Dataset excerpt:
================================
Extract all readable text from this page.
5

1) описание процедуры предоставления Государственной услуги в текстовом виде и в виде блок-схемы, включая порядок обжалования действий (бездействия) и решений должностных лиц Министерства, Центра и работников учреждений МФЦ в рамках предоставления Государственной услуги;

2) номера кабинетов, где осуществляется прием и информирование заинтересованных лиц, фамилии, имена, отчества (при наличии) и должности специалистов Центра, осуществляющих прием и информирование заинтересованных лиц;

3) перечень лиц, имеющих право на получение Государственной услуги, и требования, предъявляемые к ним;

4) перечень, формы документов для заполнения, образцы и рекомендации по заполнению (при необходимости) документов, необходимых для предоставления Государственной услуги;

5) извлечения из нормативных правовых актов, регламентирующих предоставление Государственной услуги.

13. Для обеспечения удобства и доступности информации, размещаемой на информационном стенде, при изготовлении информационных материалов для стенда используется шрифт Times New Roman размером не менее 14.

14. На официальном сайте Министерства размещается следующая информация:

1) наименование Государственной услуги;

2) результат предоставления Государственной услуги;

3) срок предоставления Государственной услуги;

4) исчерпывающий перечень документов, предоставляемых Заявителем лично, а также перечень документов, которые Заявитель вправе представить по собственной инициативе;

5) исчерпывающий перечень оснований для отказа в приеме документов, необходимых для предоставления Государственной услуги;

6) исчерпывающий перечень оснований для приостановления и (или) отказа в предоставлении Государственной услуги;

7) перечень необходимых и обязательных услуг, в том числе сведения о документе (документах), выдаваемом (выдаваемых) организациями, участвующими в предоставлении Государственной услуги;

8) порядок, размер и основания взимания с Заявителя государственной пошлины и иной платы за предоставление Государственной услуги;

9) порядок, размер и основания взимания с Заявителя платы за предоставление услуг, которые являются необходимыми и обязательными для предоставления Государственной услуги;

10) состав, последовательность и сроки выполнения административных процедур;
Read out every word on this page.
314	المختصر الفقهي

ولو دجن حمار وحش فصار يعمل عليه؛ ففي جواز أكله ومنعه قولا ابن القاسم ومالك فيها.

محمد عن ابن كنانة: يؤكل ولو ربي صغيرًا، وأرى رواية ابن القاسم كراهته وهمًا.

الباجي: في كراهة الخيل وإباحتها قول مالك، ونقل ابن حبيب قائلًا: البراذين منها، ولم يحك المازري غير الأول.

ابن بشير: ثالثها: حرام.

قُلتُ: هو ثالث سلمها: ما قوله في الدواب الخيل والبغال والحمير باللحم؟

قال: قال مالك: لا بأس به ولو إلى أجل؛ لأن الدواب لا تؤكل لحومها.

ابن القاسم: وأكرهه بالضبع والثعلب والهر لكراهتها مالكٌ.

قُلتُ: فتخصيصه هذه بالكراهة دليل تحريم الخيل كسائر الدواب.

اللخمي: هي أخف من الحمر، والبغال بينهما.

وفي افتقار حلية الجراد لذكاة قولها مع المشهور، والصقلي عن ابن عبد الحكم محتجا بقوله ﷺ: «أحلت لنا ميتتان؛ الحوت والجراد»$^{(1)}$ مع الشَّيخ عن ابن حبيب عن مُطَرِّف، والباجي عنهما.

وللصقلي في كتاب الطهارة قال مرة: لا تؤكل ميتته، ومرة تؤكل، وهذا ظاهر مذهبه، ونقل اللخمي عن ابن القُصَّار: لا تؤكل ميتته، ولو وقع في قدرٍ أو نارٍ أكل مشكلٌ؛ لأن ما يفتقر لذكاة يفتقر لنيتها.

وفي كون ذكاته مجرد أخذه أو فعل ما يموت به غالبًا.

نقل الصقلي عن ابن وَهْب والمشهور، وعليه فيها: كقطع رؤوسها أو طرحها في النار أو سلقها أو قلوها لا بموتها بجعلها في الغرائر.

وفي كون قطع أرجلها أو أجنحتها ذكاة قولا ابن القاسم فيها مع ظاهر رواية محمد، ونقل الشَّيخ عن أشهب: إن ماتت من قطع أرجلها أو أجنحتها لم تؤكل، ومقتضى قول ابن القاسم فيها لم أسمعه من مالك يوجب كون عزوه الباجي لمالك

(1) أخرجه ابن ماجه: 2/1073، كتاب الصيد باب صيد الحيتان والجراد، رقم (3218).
================================
EXERCISE PROMPT: Output an exact copy of each record.

REPLY:
Extract all readable text from this page.
5

1) описание процедуры предоставления Государственной услуги в текстовом виде и в виде блок-схемы, включая порядок обжалования действий (бездействия) и решений должностных лиц Министерства, Центра и работников учреждений МФЦ в рамках предоставления Государственной услуги;

2) номера кабинетов, где осуществляется прием и информирование заинтересованных лиц, фамилии, имена, отчества (при наличии) и должности специалистов Центра, осуществляющих прием и информирование заинтересованных лиц;

3) перечень лиц, имеющих право на получение Государственной услуги, и требования, предъявляемые к ним;

4) перечень, формы документов для заполнения, образцы и рекомендации по заполнению (при необходимости) документов, необходимых для предоставления Государственной услуги;

5) извлечения из нормативных правовых актов, регламентирующих предоставление Государственной услуги.

13. Для обеспечения удобства и доступности информации, размещаемой на информационном стенде, при изготовлении информационных материалов для стенда используется шрифт Times New Roman размером не менее 14.

14. На официальном сайте Министерства размещается следующая информация:

1) наименование Государственной услуги;

2) результат предоставления Государственной услуги;

3) срок предоставления Государственной услуги;

4) исчерпывающий перечень документов, предоставляемых Заявителем лично, а также перечень документов, которые Заявитель вправе представить по собственной инициативе;

5) исчерпывающий перечень оснований для отказа в приеме документов, необходимых для предоставления Государственной услуги;

6) исчерпывающий перечень оснований для приостановления и (или) отказа в предоставлении Государственной услуги;

7) перечень необходимых и обязательных услуг, в том числе сведения о документе (документах), выдаваемом (выдаваемых) организациями, участвующими в предоставлении Государственной услуги;

8) порядок, размер и основания взимания с Заявителя государственной пошлины и иной платы за предоставление Государственной услуги;

9) порядок, размер и основания взимания с Заявителя платы за предоставление услуг, которые являются необходимыми и обязательными для предоставления Государственной услуги;

10) состав, последовательность и сроки выполнения административных процедур;
Read out every word on this page.
314	المختصر الفقهي

ولو دجن حمار وحش فصار يعمل عليه؛ ففي جواز أكله ومنعه قولا ابن القاسم ومالك فيها.

محمد عن ابن كنانة: يؤكل ولو ربي صغيرًا، وأرى رواية ابن القاسم كراهته وهمًا.

الباجي: في كراهة الخيل وإباحتها قول مالك، ونقل ابن حبيب قائلًا: البراذين منها، ولم يحك المازري غير الأول.

ابن بشير: ثالثها: حرام.

قُلتُ: هو ثالث سلمها: ما قوله في الدواب الخيل والبغال والحمير باللحم؟

قال: قال مالك: لا بأس به ولو إلى أجل؛ لأن الدواب لا تؤكل لحومها.

ابن القاسم: وأكرهه بالضبع والثعلب والهر لكراهتها مالكٌ.

قُلتُ: فتخصيصه هذه بالكراهة دليل تحريم الخيل كسائر الدواب.

اللخمي: هي أخف من الحمر، والبغال بينهما.

وفي افتقار حلية الجراد لذكاة قولها مع المشهور، والصقلي عن ابن عبد الحكم محتجا بقوله ﷺ: «أحلت لنا ميتتان؛ الحوت والجراد»$^{(1)}$ مع الشَّيخ عن ابن حبيب عن مُطَرِّف، والباجي عنهما.

وللصقلي في كتاب الطهارة قال مرة: لا تؤكل ميتته، ومرة تؤكل، وهذا ظاهر مذهبه، ونقل اللخمي عن ابن القُصَّار: لا تؤكل ميتته، ولو وقع في قدرٍ أو نارٍ أكل مشكلٌ؛ لأن ما يفتقر لذكاة يفتقر لنيتها.

وفي كون ذكاته مجرد أخذه أو فعل ما يموت به غالبًا.

نقل الصقلي عن ابن وَهْب والمشهور، وعليه فيها: كقطع رؤوسها أو طرحها في النار أو سلقها أو قلوها لا بموتها بجعلها في الغرائر.

وفي كون قطع أرجلها أو أجنحتها ذكاة قولا ابن القاسم فيها مع ظاهر رواية محمد، ونقل الشَّيخ عن أشهب: إن ماتت من قطع أرجلها أو أجنحتها لم تؤكل، ومقتضى قول ابن القاسم فيها لم أسمعه من مالك يوجب كون عزوه الباجي لمالك

(1) أخرجه ابن ماجه: 2/1073، كتاب الصيد باب صيد الحيتان والجراد، رقم (3218).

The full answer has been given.